DIRECTIONS FOR THIS TASK - Repeat the entries that follow verbatim, without any of their pictures.

Records about charts and figures -

»»

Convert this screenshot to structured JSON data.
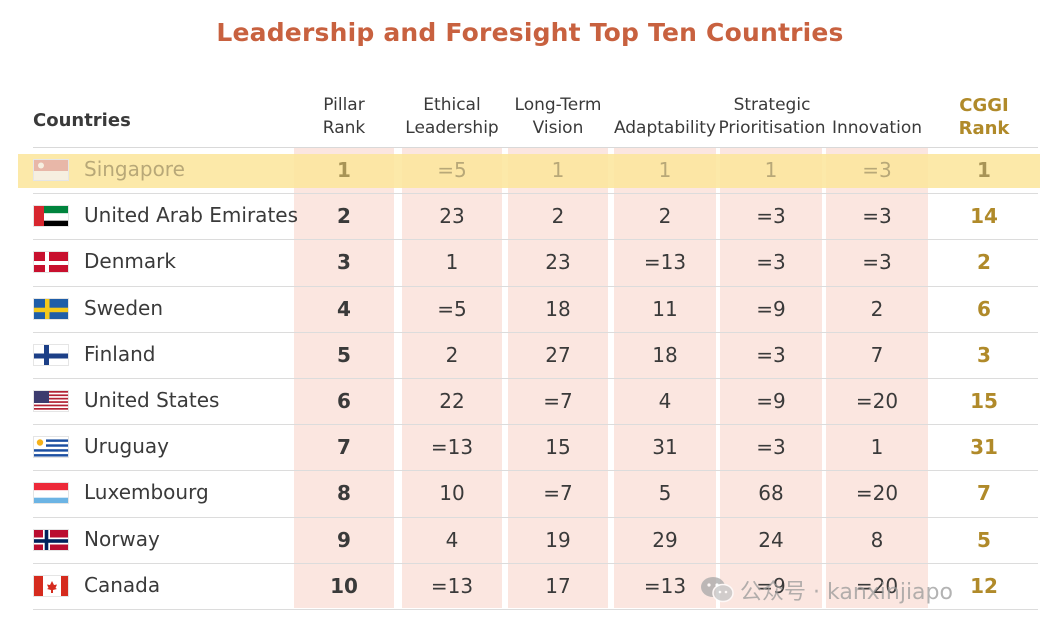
{
  "title": "Leadership and Foresight Top Ten Countries",
  "columns": {
    "countries": "Countries",
    "pillar": "Pillar\nRank",
    "ethical": "Ethical\nLeadership",
    "longterm": "Long-Term\nVision",
    "adaptability": "Adaptability",
    "strategic": "Strategic\nPrioritisation",
    "innovation": "Innovation",
    "cggi": "CGGI\nRank"
  },
  "rows": [
    {
      "country": "Singapore",
      "pillar": "1",
      "ethical": "=5",
      "longterm": "1",
      "adaptability": "1",
      "strategic": "1",
      "innovation": "=3",
      "cggi": "1"
    },
    {
      "country": "United Arab Emirates",
      "pillar": "2",
      "ethical": "23",
      "longterm": "2",
      "adaptability": "2",
      "strategic": "=3",
      "innovation": "=3",
      "cggi": "14"
    },
    {
      "country": "Denmark",
      "pillar": "3",
      "ethical": "1",
      "longterm": "23",
      "adaptability": "=13",
      "strategic": "=3",
      "innovation": "=3",
      "cggi": "2"
    },
    {
      "country": "Sweden",
      "pillar": "4",
      "ethical": "=5",
      "longterm": "18",
      "adaptability": "11",
      "strategic": "=9",
      "innovation": "2",
      "cggi": "6"
    },
    {
      "country": "Finland",
      "pillar": "5",
      "ethical": "2",
      "longterm": "27",
      "adaptability": "18",
      "strategic": "=3",
      "innovation": "7",
      "cggi": "3"
    },
    {
      "country": "United States",
      "pillar": "6",
      "ethical": "22",
      "longterm": "=7",
      "adaptability": "4",
      "strategic": "=9",
      "innovation": "=20",
      "cggi": "15"
    },
    {
      "country": "Uruguay",
      "pillar": "7",
      "ethical": "=13",
      "longterm": "15",
      "adaptability": "31",
      "strategic": "=3",
      "innovation": "1",
      "cggi": "31"
    },
    {
      "country": "Luxembourg",
      "pillar": "8",
      "ethical": "10",
      "longterm": "=7",
      "adaptability": "5",
      "strategic": "68",
      "innovation": "=20",
      "cggi": "7"
    },
    {
      "country": "Norway",
      "pillar": "9",
      "ethical": "4",
      "longterm": "19",
      "adaptability": "29",
      "strategic": "24",
      "innovation": "8",
      "cggi": "5"
    },
    {
      "country": "Canada",
      "pillar": "10",
      "ethical": "=13",
      "longterm": "17",
      "adaptability": "=13",
      "strategic": "=9",
      "innovation": "=20",
      "cggi": "12"
    }
  ],
  "flags": [
    "singapore-flag-icon",
    "uae-flag-icon",
    "denmark-flag-icon",
    "sweden-flag-icon",
    "finland-flag-icon",
    "usa-flag-icon",
    "uruguay-flag-icon",
    "luxembourg-flag-icon",
    "norway-flag-icon",
    "canada-flag-icon"
  ],
  "colors": {
    "title": "#c8613f",
    "cggi": "#b08a2a",
    "band": "#fbe6e0",
    "highlight": "#fbe59a"
  },
  "watermark": "公众号 · kanxinjiapo"
}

««

ANSWER TO THIS EXERCISE -
Convert this screenshot to structured JSON data.
{
  "title": "Leadership and Foresight Top Ten Countries",
  "columns": {
    "countries": "Countries",
    "pillar": "Pillar\nRank",
    "ethical": "Ethical\nLeadership",
    "longterm": "Long-Term\nVision",
    "adaptability": "Adaptability",
    "strategic": "Strategic\nPrioritisation",
    "innovation": "Innovation",
    "cggi": "CGGI\nRank"
  },
  "rows": [
    {
      "country": "Singapore",
      "pillar": "1",
      "ethical": "=5",
      "longterm": "1",
      "adaptability": "1",
      "strategic": "1",
      "innovation": "=3",
      "cggi": "1"
    },
    {
      "country": "United Arab Emirates",
      "pillar": "2",
      "ethical": "23",
      "longterm": "2",
      "adaptability": "2",
      "strategic": "=3",
      "innovation": "=3",
      "cggi": "14"
    },
    {
      "country": "Denmark",
      "pillar": "3",
      "ethical": "1",
      "longterm": "23",
      "adaptability": "=13",
      "strategic": "=3",
      "innovation": "=3",
      "cggi": "2"
    },
    {
      "country": "Sweden",
      "pillar": "4",
      "ethical": "=5",
      "longterm": "18",
      "adaptability": "11",
      "strategic": "=9",
      "innovation": "2",
      "cggi": "6"
    },
    {
      "country": "Finland",
      "pillar": "5",
      "ethical": "2",
      "longterm": "27",
      "adaptability": "18",
      "strategic": "=3",
      "innovation": "7",
      "cggi": "3"
    },
    {
      "country": "United States",
      "pillar": "6",
      "ethical": "22",
      "longterm": "=7",
      "adaptability": "4",
      "strategic": "=9",
      "innovation": "=20",
      "cggi": "15"
    },
    {
      "country": "Uruguay",
      "pillar": "7",
      "ethical": "=13",
      "longterm": "15",
      "adaptability": "31",
      "strategic": "=3",
      "innovation": "1",
      "cggi": "31"
    },
    {
      "country": "Luxembourg",
      "pillar": "8",
      "ethical": "10",
      "longterm": "=7",
      "adaptability": "5",
      "strategic": "68",
      "innovation": "=20",
      "cggi": "7"
    },
    {
      "country": "Norway",
      "pillar": "9",
      "ethical": "4",
      "longterm": "19",
      "adaptability": "29",
      "strategic": "24",
      "innovation": "8",
      "cggi": "5"
    },
    {
      "country": "Canada",
      "pillar": "10",
      "ethical": "=13",
      "longterm": "17",
      "adaptability": "=13",
      "strategic": "=9",
      "innovation": "=20",
      "cggi": "12"
    }
  ],
  "flags": [
    "singapore-flag-icon",
    "uae-flag-icon",
    "denmark-flag-icon",
    "sweden-flag-icon",
    "finland-flag-icon",
    "usa-flag-icon",
    "uruguay-flag-icon",
    "luxembourg-flag-icon",
    "norway-flag-icon",
    "canada-flag-icon"
  ],
  "colors": {
    "title": "#c8613f",
    "cggi": "#b08a2a",
    "band": "#fbe6e0",
    "highlight": "#fbe59a"
  },
  "watermark": "公众号 · kanxinjiapo"
}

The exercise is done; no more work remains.